Start of Exercise materials
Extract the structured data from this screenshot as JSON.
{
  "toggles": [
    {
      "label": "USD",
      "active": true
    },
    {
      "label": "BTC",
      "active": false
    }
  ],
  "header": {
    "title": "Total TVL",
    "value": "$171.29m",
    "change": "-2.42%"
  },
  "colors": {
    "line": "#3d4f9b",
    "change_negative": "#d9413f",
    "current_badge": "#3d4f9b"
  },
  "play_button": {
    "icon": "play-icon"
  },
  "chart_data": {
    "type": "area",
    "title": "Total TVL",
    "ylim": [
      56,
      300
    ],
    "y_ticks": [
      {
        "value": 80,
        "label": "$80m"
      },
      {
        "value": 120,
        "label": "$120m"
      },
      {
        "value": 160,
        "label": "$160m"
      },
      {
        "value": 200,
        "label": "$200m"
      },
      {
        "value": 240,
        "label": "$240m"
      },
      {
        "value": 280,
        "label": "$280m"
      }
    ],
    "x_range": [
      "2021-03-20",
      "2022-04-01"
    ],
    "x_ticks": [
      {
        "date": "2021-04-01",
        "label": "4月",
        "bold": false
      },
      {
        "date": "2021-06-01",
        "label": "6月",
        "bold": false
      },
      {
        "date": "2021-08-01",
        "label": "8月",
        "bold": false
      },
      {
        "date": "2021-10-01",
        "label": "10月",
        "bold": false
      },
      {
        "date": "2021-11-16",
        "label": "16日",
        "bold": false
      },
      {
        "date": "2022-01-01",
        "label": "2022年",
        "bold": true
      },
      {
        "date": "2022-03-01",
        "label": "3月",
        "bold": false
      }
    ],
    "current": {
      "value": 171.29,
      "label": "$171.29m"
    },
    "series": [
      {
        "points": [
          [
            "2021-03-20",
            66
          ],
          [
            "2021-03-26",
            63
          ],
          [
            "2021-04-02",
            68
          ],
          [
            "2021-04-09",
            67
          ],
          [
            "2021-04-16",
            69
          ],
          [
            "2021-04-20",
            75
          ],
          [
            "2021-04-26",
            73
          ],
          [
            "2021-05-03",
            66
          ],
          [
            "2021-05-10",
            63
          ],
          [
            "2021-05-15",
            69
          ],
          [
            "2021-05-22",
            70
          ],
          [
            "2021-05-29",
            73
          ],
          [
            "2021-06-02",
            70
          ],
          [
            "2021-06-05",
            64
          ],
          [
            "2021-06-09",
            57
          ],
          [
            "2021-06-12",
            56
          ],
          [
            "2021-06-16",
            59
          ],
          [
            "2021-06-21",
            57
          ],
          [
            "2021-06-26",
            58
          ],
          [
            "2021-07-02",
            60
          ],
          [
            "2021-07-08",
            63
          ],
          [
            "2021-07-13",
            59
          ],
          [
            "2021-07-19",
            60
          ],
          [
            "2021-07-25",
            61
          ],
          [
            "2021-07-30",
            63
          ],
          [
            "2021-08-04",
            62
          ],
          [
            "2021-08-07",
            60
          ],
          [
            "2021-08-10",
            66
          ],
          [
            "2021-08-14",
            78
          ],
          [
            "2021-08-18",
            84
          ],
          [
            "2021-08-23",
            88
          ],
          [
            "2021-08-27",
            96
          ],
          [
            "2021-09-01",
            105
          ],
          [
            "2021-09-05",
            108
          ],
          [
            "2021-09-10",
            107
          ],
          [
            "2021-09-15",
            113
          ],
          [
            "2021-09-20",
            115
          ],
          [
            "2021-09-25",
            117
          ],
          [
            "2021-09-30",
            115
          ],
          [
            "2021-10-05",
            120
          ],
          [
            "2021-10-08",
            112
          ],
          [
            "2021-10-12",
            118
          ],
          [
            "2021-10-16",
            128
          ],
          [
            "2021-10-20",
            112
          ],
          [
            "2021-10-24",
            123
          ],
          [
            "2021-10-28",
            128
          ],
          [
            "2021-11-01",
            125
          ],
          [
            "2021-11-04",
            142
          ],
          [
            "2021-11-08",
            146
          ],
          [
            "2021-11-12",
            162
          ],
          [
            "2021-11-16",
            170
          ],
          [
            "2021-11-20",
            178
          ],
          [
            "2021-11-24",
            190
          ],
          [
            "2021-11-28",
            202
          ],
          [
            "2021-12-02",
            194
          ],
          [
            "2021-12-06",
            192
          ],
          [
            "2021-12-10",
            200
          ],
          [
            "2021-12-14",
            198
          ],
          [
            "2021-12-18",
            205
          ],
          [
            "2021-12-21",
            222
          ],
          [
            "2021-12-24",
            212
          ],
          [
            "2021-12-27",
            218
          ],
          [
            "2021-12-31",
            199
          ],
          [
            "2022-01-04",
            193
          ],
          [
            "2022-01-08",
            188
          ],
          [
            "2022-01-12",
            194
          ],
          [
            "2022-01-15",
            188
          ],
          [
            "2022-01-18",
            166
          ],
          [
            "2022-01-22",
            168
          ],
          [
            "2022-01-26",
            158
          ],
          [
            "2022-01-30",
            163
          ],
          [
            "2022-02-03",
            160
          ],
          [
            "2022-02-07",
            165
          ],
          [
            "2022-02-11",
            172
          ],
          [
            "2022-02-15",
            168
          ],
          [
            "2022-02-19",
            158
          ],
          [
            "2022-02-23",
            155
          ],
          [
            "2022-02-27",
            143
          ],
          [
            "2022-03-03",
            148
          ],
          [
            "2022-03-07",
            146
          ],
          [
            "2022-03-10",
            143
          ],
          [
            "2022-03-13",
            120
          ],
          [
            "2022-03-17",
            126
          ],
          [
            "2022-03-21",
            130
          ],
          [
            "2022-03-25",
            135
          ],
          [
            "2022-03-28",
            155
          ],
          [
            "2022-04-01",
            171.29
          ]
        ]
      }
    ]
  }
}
End of Exercise materials
Count the lines of the material that include the word "value", then report only the total.

8